▸ **REQUIREMENTS**
Check each line of the records below and collect those that include the word "Shadow".

--------------------------------------------------

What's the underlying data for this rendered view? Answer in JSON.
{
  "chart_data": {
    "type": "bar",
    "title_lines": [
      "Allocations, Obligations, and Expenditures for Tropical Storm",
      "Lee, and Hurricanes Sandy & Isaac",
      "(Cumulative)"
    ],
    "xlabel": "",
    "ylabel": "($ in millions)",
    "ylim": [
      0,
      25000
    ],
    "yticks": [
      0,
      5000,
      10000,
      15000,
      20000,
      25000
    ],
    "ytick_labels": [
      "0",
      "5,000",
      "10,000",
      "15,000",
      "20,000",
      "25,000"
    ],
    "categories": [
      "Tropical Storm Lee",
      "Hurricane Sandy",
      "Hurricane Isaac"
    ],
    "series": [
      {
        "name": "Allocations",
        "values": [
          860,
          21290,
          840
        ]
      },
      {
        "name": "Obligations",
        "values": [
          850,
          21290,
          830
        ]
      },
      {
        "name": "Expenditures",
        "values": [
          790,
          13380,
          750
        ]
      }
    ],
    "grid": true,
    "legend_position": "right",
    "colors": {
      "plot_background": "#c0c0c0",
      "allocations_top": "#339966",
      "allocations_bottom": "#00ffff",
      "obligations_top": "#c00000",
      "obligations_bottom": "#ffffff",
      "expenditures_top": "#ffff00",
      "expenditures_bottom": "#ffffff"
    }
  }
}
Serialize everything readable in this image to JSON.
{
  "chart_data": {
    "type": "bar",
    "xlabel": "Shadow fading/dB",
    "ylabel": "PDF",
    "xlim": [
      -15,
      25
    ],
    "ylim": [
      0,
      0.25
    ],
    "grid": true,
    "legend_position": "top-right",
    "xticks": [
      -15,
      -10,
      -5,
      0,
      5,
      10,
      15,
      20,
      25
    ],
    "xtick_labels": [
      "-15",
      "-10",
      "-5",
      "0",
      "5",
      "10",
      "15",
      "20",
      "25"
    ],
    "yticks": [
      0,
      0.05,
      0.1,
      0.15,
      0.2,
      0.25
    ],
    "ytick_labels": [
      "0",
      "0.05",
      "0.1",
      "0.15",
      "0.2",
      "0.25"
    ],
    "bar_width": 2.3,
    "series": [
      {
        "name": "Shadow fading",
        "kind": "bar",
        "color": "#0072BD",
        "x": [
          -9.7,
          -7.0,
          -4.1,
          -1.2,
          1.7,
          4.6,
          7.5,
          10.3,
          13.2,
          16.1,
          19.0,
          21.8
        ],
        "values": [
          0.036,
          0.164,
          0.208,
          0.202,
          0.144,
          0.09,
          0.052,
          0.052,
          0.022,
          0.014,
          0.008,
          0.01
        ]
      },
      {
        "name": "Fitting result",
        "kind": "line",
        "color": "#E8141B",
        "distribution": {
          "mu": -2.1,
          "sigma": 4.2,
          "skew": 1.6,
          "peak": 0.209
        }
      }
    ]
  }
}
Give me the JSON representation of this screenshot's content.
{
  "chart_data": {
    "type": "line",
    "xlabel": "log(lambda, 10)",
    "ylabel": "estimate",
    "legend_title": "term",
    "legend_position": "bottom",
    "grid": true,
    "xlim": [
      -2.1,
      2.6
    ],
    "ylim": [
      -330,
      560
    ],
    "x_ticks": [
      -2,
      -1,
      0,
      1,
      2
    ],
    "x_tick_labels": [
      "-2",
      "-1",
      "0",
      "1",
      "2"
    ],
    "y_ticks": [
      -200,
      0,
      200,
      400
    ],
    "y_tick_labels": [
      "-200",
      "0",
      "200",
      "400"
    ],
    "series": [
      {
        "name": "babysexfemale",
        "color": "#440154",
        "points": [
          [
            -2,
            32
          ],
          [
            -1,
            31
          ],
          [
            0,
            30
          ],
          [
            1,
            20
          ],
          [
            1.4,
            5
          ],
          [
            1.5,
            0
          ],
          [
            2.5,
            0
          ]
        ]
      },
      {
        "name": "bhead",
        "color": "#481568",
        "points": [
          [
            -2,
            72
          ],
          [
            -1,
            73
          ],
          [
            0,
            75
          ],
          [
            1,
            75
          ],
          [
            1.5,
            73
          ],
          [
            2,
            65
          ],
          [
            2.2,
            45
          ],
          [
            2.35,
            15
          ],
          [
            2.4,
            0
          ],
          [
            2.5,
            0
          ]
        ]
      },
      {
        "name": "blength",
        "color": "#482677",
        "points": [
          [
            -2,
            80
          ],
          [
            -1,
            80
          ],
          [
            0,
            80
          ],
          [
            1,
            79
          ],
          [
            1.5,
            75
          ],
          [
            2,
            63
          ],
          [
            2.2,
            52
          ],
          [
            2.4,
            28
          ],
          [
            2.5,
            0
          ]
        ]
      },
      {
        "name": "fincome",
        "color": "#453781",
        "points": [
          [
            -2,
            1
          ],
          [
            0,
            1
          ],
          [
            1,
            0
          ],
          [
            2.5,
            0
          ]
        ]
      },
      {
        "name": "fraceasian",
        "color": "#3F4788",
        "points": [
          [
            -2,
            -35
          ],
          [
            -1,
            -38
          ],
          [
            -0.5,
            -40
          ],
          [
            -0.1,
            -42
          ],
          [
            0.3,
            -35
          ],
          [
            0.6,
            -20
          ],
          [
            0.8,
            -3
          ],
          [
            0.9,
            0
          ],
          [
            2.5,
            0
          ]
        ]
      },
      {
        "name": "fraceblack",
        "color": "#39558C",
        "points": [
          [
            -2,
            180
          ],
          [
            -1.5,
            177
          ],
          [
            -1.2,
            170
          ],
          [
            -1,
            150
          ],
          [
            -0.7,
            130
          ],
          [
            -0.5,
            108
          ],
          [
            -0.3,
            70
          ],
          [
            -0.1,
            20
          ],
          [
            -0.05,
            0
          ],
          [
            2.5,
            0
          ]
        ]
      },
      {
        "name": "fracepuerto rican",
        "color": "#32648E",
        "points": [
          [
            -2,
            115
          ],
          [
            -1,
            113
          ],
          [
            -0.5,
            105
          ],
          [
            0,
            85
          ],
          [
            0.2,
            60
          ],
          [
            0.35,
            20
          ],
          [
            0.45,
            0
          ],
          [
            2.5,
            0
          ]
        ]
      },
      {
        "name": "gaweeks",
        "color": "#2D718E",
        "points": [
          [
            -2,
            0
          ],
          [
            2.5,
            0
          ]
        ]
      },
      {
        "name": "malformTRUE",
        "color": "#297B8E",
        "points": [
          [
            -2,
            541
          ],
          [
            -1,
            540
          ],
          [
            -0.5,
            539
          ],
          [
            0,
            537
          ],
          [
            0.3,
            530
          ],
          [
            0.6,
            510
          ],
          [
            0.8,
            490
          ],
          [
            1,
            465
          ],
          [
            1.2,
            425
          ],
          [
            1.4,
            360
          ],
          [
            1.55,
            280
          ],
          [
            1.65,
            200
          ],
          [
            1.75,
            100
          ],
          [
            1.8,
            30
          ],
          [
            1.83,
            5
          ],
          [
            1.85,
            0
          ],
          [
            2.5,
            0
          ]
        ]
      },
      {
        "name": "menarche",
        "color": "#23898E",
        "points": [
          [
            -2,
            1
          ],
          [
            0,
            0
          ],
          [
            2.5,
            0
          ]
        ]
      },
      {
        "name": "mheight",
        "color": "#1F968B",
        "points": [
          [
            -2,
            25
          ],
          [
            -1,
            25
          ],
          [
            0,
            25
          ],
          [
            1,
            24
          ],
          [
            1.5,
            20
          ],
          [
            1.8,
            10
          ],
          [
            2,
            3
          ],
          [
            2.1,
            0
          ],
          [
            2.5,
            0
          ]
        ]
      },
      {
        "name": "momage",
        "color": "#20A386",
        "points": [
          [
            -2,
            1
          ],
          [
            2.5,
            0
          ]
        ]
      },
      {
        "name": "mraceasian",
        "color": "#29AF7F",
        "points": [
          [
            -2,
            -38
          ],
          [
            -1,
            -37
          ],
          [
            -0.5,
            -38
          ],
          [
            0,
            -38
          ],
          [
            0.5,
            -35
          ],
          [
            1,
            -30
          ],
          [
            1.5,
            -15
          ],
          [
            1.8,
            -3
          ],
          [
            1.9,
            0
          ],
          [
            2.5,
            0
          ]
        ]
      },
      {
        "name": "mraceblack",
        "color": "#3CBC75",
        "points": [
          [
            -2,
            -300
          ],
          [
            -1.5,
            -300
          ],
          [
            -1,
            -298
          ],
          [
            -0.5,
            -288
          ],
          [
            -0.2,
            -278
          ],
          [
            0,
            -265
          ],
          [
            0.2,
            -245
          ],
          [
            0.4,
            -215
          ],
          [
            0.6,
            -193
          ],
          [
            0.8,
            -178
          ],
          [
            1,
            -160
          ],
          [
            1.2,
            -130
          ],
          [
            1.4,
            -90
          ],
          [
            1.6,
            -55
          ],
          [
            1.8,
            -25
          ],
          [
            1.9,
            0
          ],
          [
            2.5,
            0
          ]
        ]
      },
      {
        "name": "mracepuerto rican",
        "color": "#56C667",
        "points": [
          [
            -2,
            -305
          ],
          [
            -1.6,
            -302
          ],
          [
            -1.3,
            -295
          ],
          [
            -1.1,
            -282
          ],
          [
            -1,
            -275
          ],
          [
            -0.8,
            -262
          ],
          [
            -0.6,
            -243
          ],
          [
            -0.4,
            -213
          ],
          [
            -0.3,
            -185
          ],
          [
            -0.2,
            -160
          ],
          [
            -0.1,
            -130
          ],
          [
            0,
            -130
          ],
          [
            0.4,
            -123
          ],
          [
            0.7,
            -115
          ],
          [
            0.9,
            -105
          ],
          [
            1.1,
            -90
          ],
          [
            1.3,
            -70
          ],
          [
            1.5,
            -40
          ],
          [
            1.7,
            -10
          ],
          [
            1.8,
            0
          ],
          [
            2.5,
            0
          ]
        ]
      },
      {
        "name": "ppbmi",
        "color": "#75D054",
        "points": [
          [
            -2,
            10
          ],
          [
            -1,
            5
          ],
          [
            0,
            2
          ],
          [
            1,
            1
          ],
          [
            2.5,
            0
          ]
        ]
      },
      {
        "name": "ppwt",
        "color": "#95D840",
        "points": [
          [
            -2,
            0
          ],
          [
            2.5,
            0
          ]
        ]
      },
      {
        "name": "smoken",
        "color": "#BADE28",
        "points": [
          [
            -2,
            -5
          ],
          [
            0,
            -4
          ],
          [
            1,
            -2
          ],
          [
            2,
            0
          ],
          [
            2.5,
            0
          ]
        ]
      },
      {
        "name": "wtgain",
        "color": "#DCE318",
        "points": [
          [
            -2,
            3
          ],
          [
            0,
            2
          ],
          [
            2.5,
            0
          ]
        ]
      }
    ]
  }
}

--------------------------------------------------

▸ **CORRECT ANSWER**
    "xlabel": "Shadow fading/dB",
        "name": "Shadow fading",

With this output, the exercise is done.